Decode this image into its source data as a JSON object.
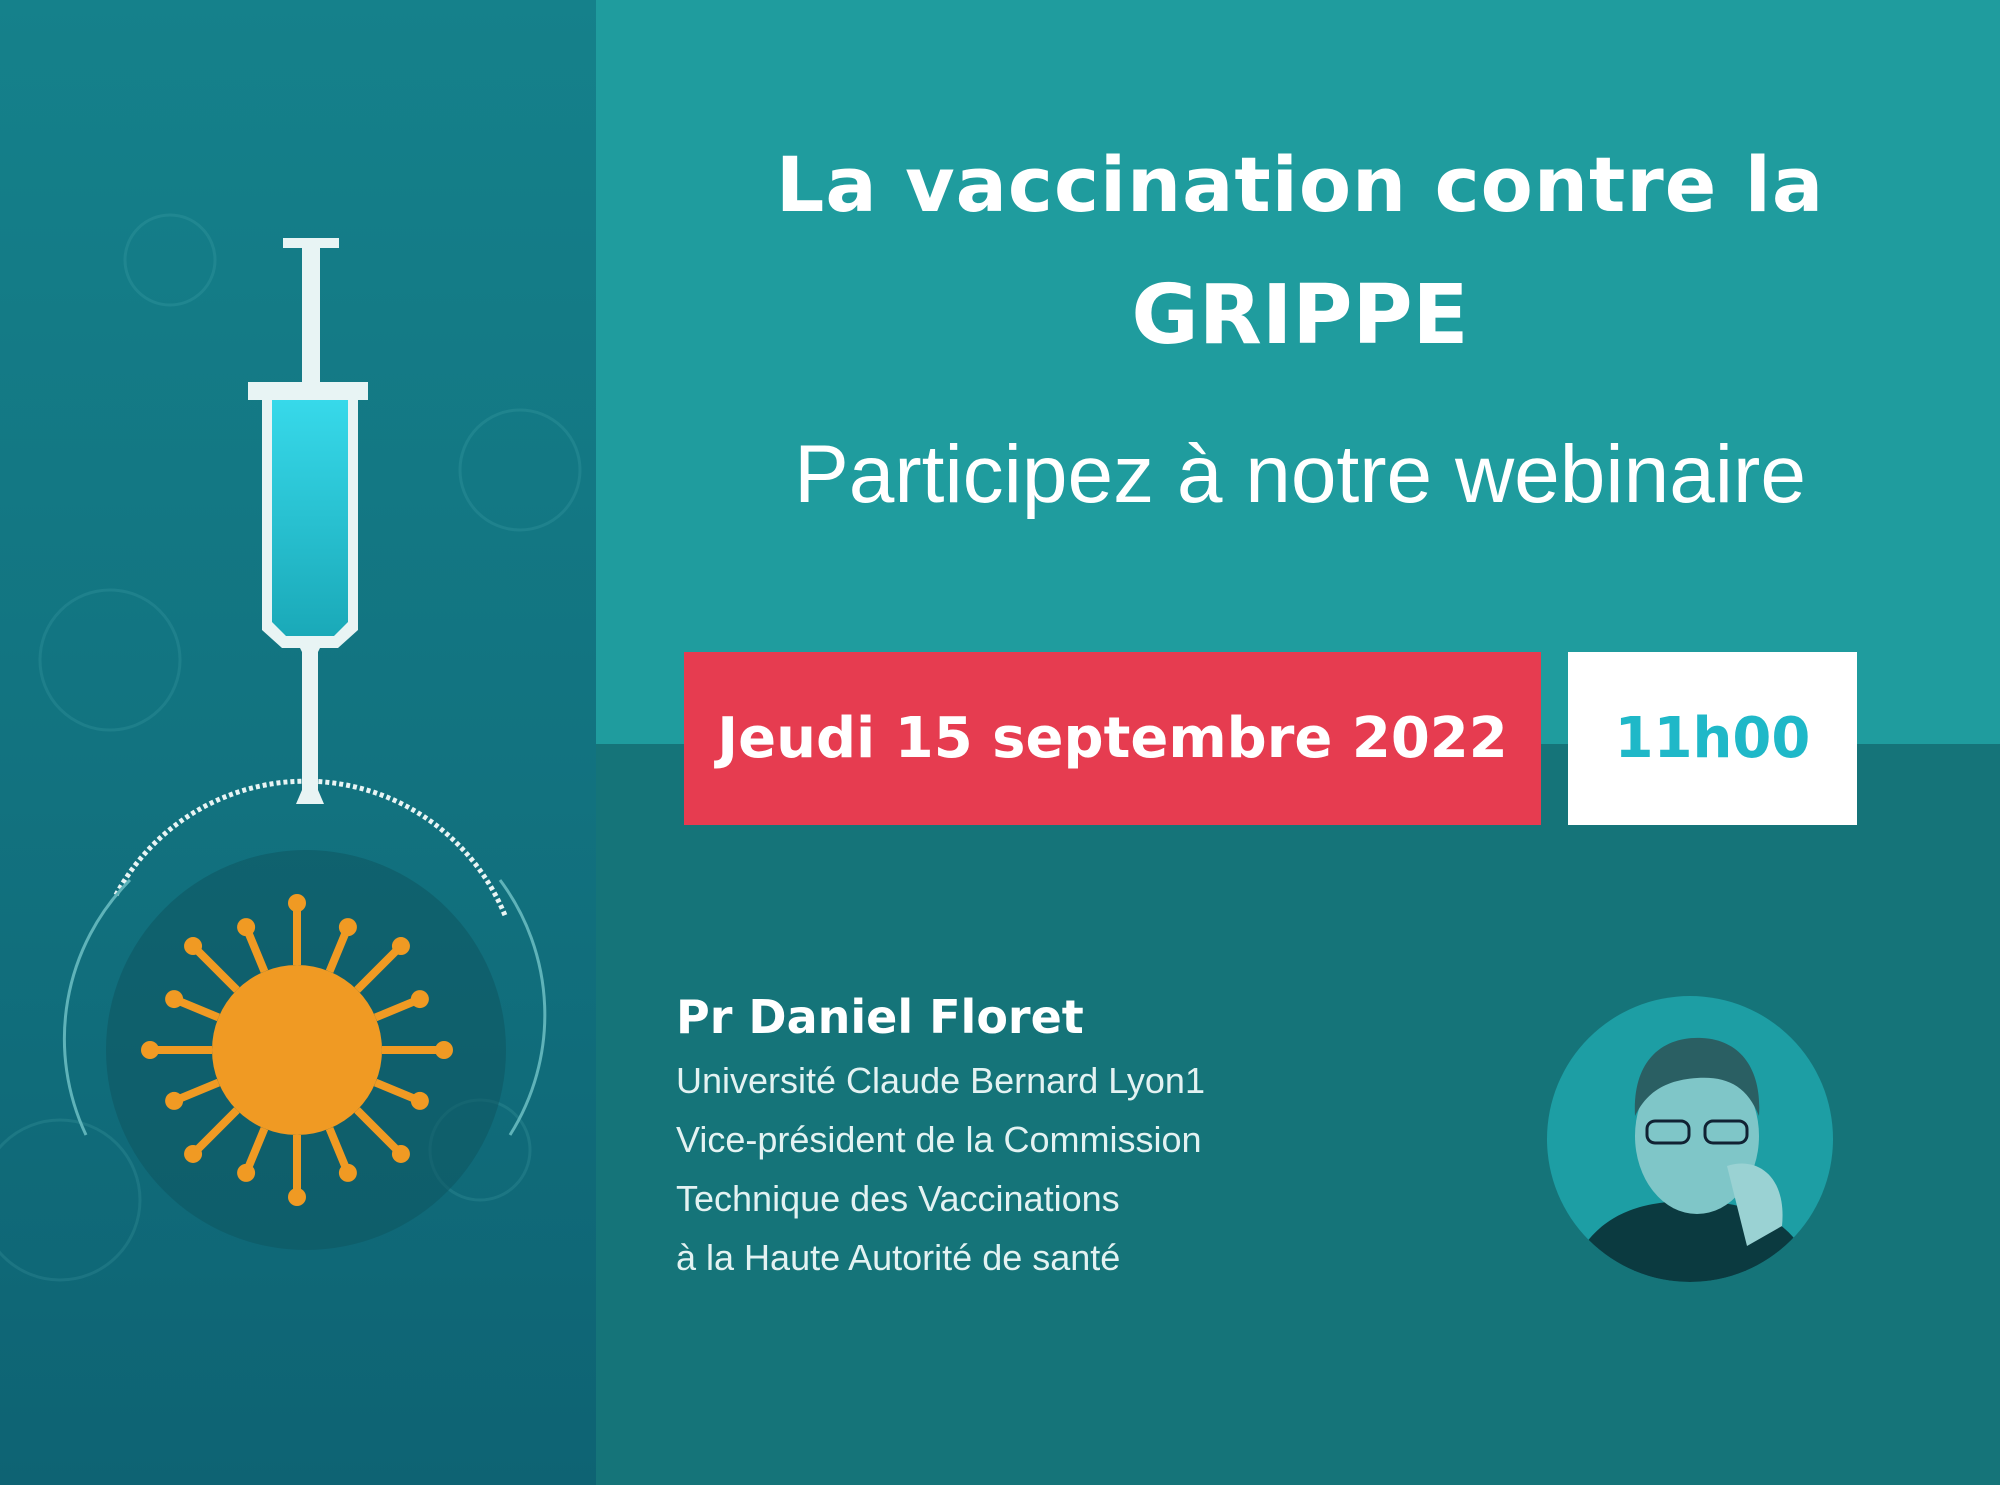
{
  "header": {
    "title_line1": "La vaccination contre la",
    "title_line2": "GRIPPE",
    "subtitle": "Participez à notre webinaire"
  },
  "event": {
    "date": "Jeudi 15 septembre 2022",
    "time": "11h00"
  },
  "speaker": {
    "name": "Pr Daniel Floret",
    "affiliation_lines": [
      "Université Claude Bernard Lyon1",
      "Vice-président de la Commission",
      "Technique des Vaccinations",
      "à la Haute Autorité de santé"
    ]
  },
  "illustration": {
    "icons": [
      "syringe-icon",
      "virus-icon"
    ]
  },
  "colors": {
    "top_teal": "#1f9c9e",
    "bottom_teal": "#157479",
    "left_panel": "#127380",
    "date_red": "#e63c50",
    "time_cyan": "#1fb8c8",
    "virus_orange": "#f09a23"
  }
}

+===+

## [Assignment]
Omitting all images, retype each line of the records precisely.

## [Worked solution]
Decode this image into its source data as a JSON object.
{
  "header": {
    "title_line1": "La vaccination contre la",
    "title_line2": "GRIPPE",
    "subtitle": "Participez à notre webinaire"
  },
  "event": {
    "date": "Jeudi 15 septembre 2022",
    "time": "11h00"
  },
  "speaker": {
    "name": "Pr Daniel Floret",
    "affiliation_lines": [
      "Université Claude Bernard Lyon1",
      "Vice-président de la Commission",
      "Technique des Vaccinations",
      "à la Haute Autorité de santé"
    ]
  },
  "illustration": {
    "icons": [
      "syringe-icon",
      "virus-icon"
    ]
  },
  "colors": {
    "top_teal": "#1f9c9e",
    "bottom_teal": "#157479",
    "left_panel": "#127380",
    "date_red": "#e63c50",
    "time_cyan": "#1fb8c8",
    "virus_orange": "#f09a23"
  }
}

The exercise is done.